## GIVEN REQUEST
Return every line of the records below word for word, leaving out the pictures.

::::::

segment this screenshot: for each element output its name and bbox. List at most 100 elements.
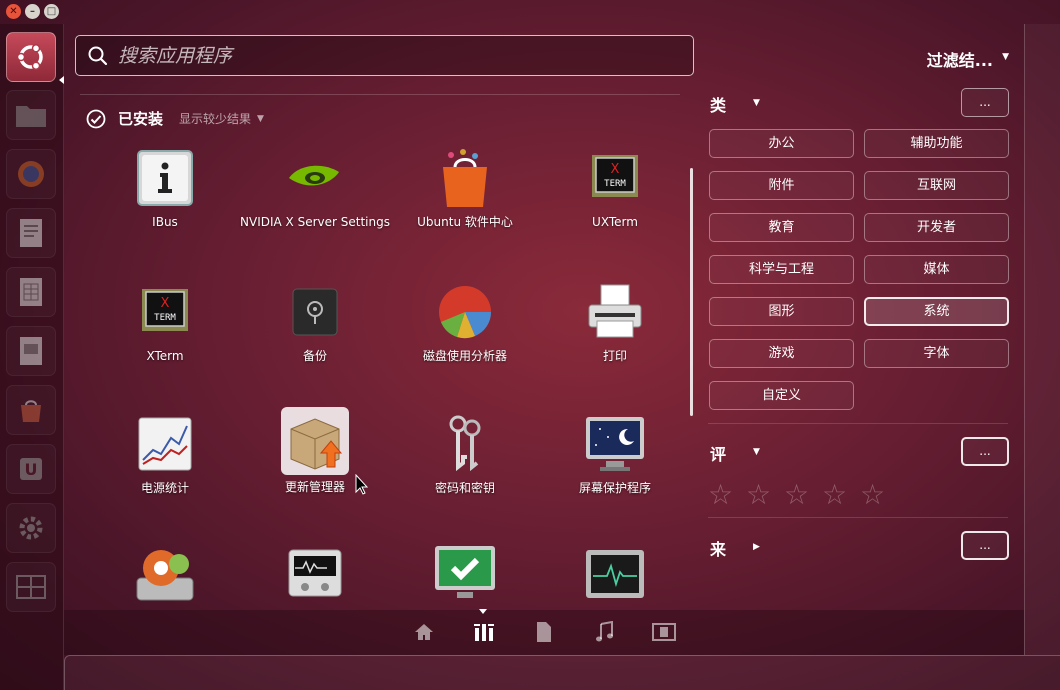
applications-lens-button[interactable]	[471, 619, 497, 645]
video-lens-button[interactable]	[651, 619, 677, 645]
app-screensaver[interactable]: 屏幕保护程序	[540, 412, 690, 496]
app-printing[interactable]: 打印	[540, 280, 690, 364]
star-icon[interactable]: ☆	[822, 478, 847, 511]
app-startup-disk-creator[interactable]	[90, 542, 240, 606]
launcher-writer[interactable]	[6, 208, 56, 258]
app-power-statistics[interactable]: 电源统计	[90, 412, 240, 496]
category-expand-caret-icon[interactable]: ▼	[753, 98, 760, 108]
app-system-monitor[interactable]	[540, 542, 690, 606]
app-uxterm[interactable]: X TERM UXTerm	[540, 146, 690, 230]
safe-icon	[283, 280, 347, 344]
film-icon	[652, 623, 676, 641]
category-button[interactable]: 开发者	[864, 213, 1009, 242]
toggle-caret-icon: ▼	[257, 113, 264, 124]
applications-icon	[474, 624, 494, 641]
device-monitor-icon	[283, 542, 347, 606]
launcher-ubuntu-one[interactable]: U	[6, 444, 56, 494]
app-nvidia-settings[interactable]: NVIDIA X Server Settings	[240, 146, 390, 230]
filter-results-toggle[interactable]: 过滤结...	[927, 47, 993, 71]
close-window-button[interactable]: ✕	[6, 4, 21, 19]
category-button-active[interactable]: 系统	[864, 297, 1009, 326]
rating-filter-label: 评	[710, 445, 727, 464]
category-button[interactable]: 游戏	[709, 339, 854, 368]
results-divider	[80, 94, 680, 95]
category-filter-label: 类	[710, 96, 727, 115]
app-label: UXTerm	[592, 215, 638, 229]
installed-title: 已安装	[118, 110, 164, 128]
launcher-impress[interactable]	[6, 326, 56, 376]
show-fewer-results-link[interactable]: 显示较少结果	[179, 110, 251, 127]
app-xterm[interactable]: X TERM XTerm	[90, 280, 240, 364]
category-button[interactable]: 附件	[709, 171, 854, 200]
category-button[interactable]: 字体	[864, 339, 1009, 368]
source-expand-caret-icon[interactable]: ▶	[753, 542, 760, 552]
monitor-moon-icon	[583, 412, 647, 476]
category-button[interactable]: 自定义	[709, 381, 854, 410]
shopping-bag-icon	[433, 146, 497, 210]
filter-caret-icon: ▼	[1002, 52, 1009, 62]
pie-chart-icon	[433, 280, 497, 344]
app-label: 屏幕保护程序	[578, 481, 651, 495]
app-system-testing[interactable]	[390, 542, 540, 606]
package-update-icon	[281, 407, 349, 475]
filter-separator	[708, 423, 1008, 424]
app-ubuntu-software-center[interactable]: Ubuntu 软件中心	[390, 146, 540, 230]
mouse-cursor-icon	[355, 474, 369, 495]
launcher-calc[interactable]	[6, 267, 56, 317]
gear-icon	[19, 516, 43, 540]
ubuntu-logo-icon	[16, 44, 43, 70]
home-lens-button[interactable]	[411, 619, 437, 645]
category-more-button[interactable]: ...	[961, 88, 1009, 117]
printer-icon	[583, 280, 647, 344]
app-system-monitor-device[interactable]	[240, 542, 390, 606]
ibus-icon	[133, 146, 197, 210]
star-icon[interactable]: ☆	[860, 478, 885, 511]
dash-bottom-edge	[64, 655, 1060, 690]
filter-separator	[708, 517, 1008, 518]
files-lens-button[interactable]	[531, 619, 557, 645]
presentation-icon	[20, 337, 42, 365]
star-icon[interactable]: ☆	[708, 478, 733, 511]
launcher-workspace-switcher[interactable]	[6, 562, 56, 612]
app-disk-usage-analyzer[interactable]: 磁盘使用分析器	[390, 280, 540, 364]
app-label: 磁盘使用分析器	[422, 349, 507, 363]
launcher-files[interactable]	[6, 90, 56, 140]
star-icon[interactable]: ☆	[746, 478, 771, 511]
launcher-software-center[interactable]	[6, 385, 56, 435]
maximize-window-button[interactable]: □	[44, 4, 59, 19]
category-button[interactable]: 辅助功能	[864, 129, 1009, 158]
music-lens-button[interactable]	[591, 619, 617, 645]
source-filter-label: 来	[710, 540, 727, 559]
window-controls: ✕ – □	[6, 4, 59, 19]
results-scrollbar[interactable]	[690, 168, 693, 416]
pulse-monitor-icon	[583, 542, 647, 606]
app-backup[interactable]: 备份	[240, 280, 390, 364]
launcher-dash-home[interactable]	[6, 32, 56, 82]
category-button[interactable]: 教育	[709, 213, 854, 242]
launcher: U	[0, 24, 64, 690]
terminal-icon: X TERM	[583, 146, 647, 210]
search-box[interactable]	[75, 35, 694, 76]
search-input[interactable]	[118, 44, 678, 67]
app-label: 打印	[602, 349, 627, 363]
shopping-bag-icon	[21, 400, 41, 422]
star-icon[interactable]: ☆	[784, 478, 809, 511]
app-label: 密码和密钥	[434, 481, 495, 495]
launcher-firefox[interactable]	[6, 149, 56, 199]
svg-text:TERM: TERM	[604, 179, 626, 189]
app-passwords-and-keys[interactable]: 密码和密钥	[390, 412, 540, 496]
category-button[interactable]: 办公	[709, 129, 854, 158]
dash-right-edge	[1024, 24, 1060, 655]
category-button[interactable]: 科学与工程	[709, 255, 854, 284]
rating-more-button[interactable]: ...	[961, 437, 1009, 466]
category-button[interactable]: 图形	[709, 297, 854, 326]
app-label: 备份	[302, 349, 327, 363]
category-button[interactable]: 媒体	[864, 255, 1009, 284]
active-lens-pip	[479, 609, 487, 614]
rating-expand-caret-icon[interactable]: ▼	[753, 447, 760, 457]
category-button[interactable]: 互联网	[864, 171, 1009, 200]
source-more-button[interactable]: ...	[961, 531, 1009, 560]
launcher-system-settings[interactable]	[6, 503, 56, 553]
app-ibus[interactable]: IBus	[90, 146, 240, 230]
minimize-window-button[interactable]: –	[25, 4, 40, 19]
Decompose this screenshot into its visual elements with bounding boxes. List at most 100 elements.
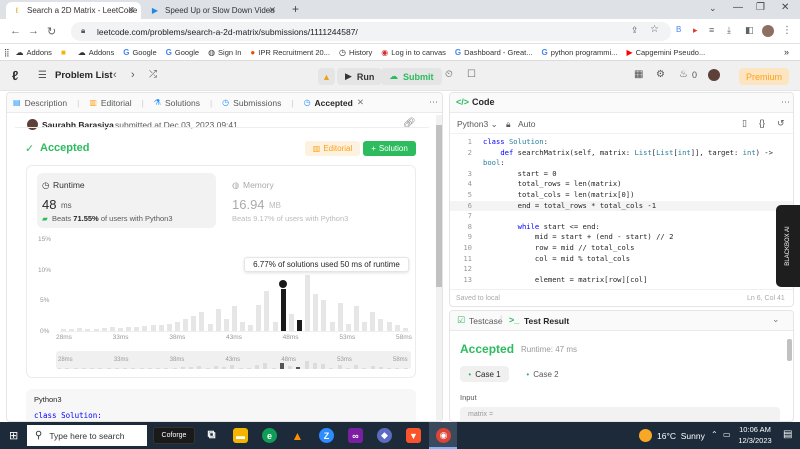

::::::

## CORRECT RESPONSE
segment this screenshot: for each element output its name and bbox. List at most 100 elements.
applications-lens-button[interactable]	[471, 619, 497, 645]
video-lens-button[interactable]	[651, 619, 677, 645]
app-screensaver[interactable]: 屏幕保护程序	[540, 412, 690, 496]
app-printing[interactable]: 打印	[540, 280, 690, 364]
star-icon[interactable]: ☆	[822, 478, 847, 511]
app-startup-disk-creator[interactable]	[90, 542, 240, 606]
launcher-writer[interactable]	[6, 208, 56, 258]
app-power-statistics[interactable]: 电源统计	[90, 412, 240, 496]
category-expand-caret-icon[interactable]: ▼	[753, 98, 760, 108]
app-system-monitor[interactable]	[540, 542, 690, 606]
app-uxterm[interactable]: X TERM UXTerm	[540, 146, 690, 230]
safe-icon	[283, 280, 347, 344]
film-icon	[652, 623, 676, 641]
category-button[interactable]: 开发者	[864, 213, 1009, 242]
toggle-caret-icon: ▼	[257, 113, 264, 124]
applications-icon	[474, 624, 494, 641]
device-monitor-icon	[283, 542, 347, 606]
launcher-ubuntu-one[interactable]: U	[6, 444, 56, 494]
app-nvidia-settings[interactable]: NVIDIA X Server Settings	[240, 146, 390, 230]
filter-results-toggle[interactable]: 过滤结...	[927, 47, 993, 71]
close-window-button[interactable]: ✕	[6, 4, 21, 19]
category-button-active[interactable]: 系统	[864, 297, 1009, 326]
rating-filter-label: 评	[710, 445, 727, 464]
category-button[interactable]: 游戏	[709, 339, 854, 368]
results-divider	[80, 94, 680, 95]
category-filter-label: 类	[710, 96, 727, 115]
app-label: UXTerm	[592, 215, 638, 229]
installed-title: 已安装	[118, 110, 164, 128]
launcher-impress[interactable]	[6, 326, 56, 376]
show-fewer-results-link[interactable]: 显示较少结果	[179, 110, 251, 127]
app-xterm[interactable]: X TERM XTerm	[90, 280, 240, 364]
category-button[interactable]: 附件	[709, 171, 854, 200]
category-button[interactable]: 字体	[864, 339, 1009, 368]
source-expand-caret-icon[interactable]: ▶	[753, 542, 760, 552]
monitor-moon-icon	[583, 412, 647, 476]
category-button[interactable]: 自定义	[709, 381, 854, 410]
shopping-bag-icon	[433, 146, 497, 210]
filter-caret-icon: ▼	[1002, 52, 1009, 62]
pie-chart-icon	[433, 280, 497, 344]
app-label: 屏幕保护程序	[578, 481, 651, 495]
app-system-testing[interactable]	[390, 542, 540, 606]
package-update-icon	[281, 407, 349, 475]
filter-separator	[708, 423, 1008, 424]
app-ubuntu-software-center[interactable]: Ubuntu 软件中心	[390, 146, 540, 230]
mouse-cursor-icon	[355, 474, 369, 495]
launcher-calc[interactable]	[6, 267, 56, 317]
gear-icon	[19, 516, 43, 540]
ubuntu-logo-icon	[16, 44, 43, 70]
home-lens-button[interactable]	[411, 619, 437, 645]
category-more-button[interactable]: ...	[961, 88, 1009, 117]
printer-icon	[583, 280, 647, 344]
app-system-monitor-device[interactable]	[240, 542, 390, 606]
ibus-icon	[133, 146, 197, 210]
star-icon[interactable]: ☆	[860, 478, 885, 511]
dash-bottom-edge	[64, 655, 1060, 690]
filter-separator	[708, 517, 1008, 518]
files-lens-button[interactable]	[531, 619, 557, 645]
presentation-icon	[20, 337, 42, 365]
star-icon[interactable]: ☆	[708, 478, 733, 511]
launcher-workspace-switcher[interactable]	[6, 562, 56, 612]
app-disk-usage-analyzer[interactable]: 磁盘使用分析器	[390, 280, 540, 364]
app-label: 磁盘使用分析器	[422, 349, 507, 363]
launcher-files[interactable]	[6, 90, 56, 140]
star-icon[interactable]: ☆	[746, 478, 771, 511]
launcher-software-center[interactable]	[6, 385, 56, 435]
maximize-window-button[interactable]: □	[44, 4, 59, 19]
category-button[interactable]: 辅助功能	[864, 129, 1009, 158]
music-lens-button[interactable]	[591, 619, 617, 645]
source-filter-label: 来	[710, 540, 727, 559]
window-controls: ✕ – □	[6, 4, 59, 19]
results-scrollbar[interactable]	[690, 168, 693, 416]
pulse-monitor-icon	[583, 542, 647, 606]
app-backup[interactable]: 备份	[240, 280, 390, 364]
launcher-dash-home[interactable]	[6, 32, 56, 82]
category-button[interactable]: 教育	[709, 213, 854, 242]
launcher: U	[0, 24, 64, 690]
terminal-icon: X TERM	[583, 146, 647, 210]
search-box[interactable]	[75, 35, 694, 76]
search-input[interactable]	[118, 44, 678, 67]
app-label: 打印	[602, 349, 627, 363]
shopping-bag-icon	[21, 400, 41, 422]
star-icon[interactable]: ☆	[784, 478, 809, 511]
app-label: 密码和密钥	[434, 481, 495, 495]
launcher-firefox[interactable]	[6, 149, 56, 199]
svg-text:TERM: TERM	[604, 179, 626, 189]
app-passwords-and-keys[interactable]: 密码和密钥	[390, 412, 540, 496]
category-button[interactable]: 办公	[709, 129, 854, 158]
dash-right-edge	[1024, 24, 1060, 655]
category-button[interactable]: 科学与工程	[709, 255, 854, 284]
rating-more-button[interactable]: ...	[961, 437, 1009, 466]
category-button[interactable]: 图形	[709, 297, 854, 326]
app-label: 备份	[302, 349, 327, 363]
category-button[interactable]: 媒体	[864, 255, 1009, 284]
active-lens-pip	[479, 609, 487, 614]
rating-expand-caret-icon[interactable]: ▼	[753, 447, 760, 457]
category-button[interactable]: 互联网	[864, 171, 1009, 200]
source-more-button[interactable]: ...	[961, 531, 1009, 560]
launcher-system-settings[interactable]	[6, 503, 56, 553]
app-ibus[interactable]: IBus	[90, 146, 240, 230]
minimize-window-button[interactable]: –	[25, 4, 40, 19]
Decompose this screenshot into its visual elements with bounding boxes. List at most 100 elements.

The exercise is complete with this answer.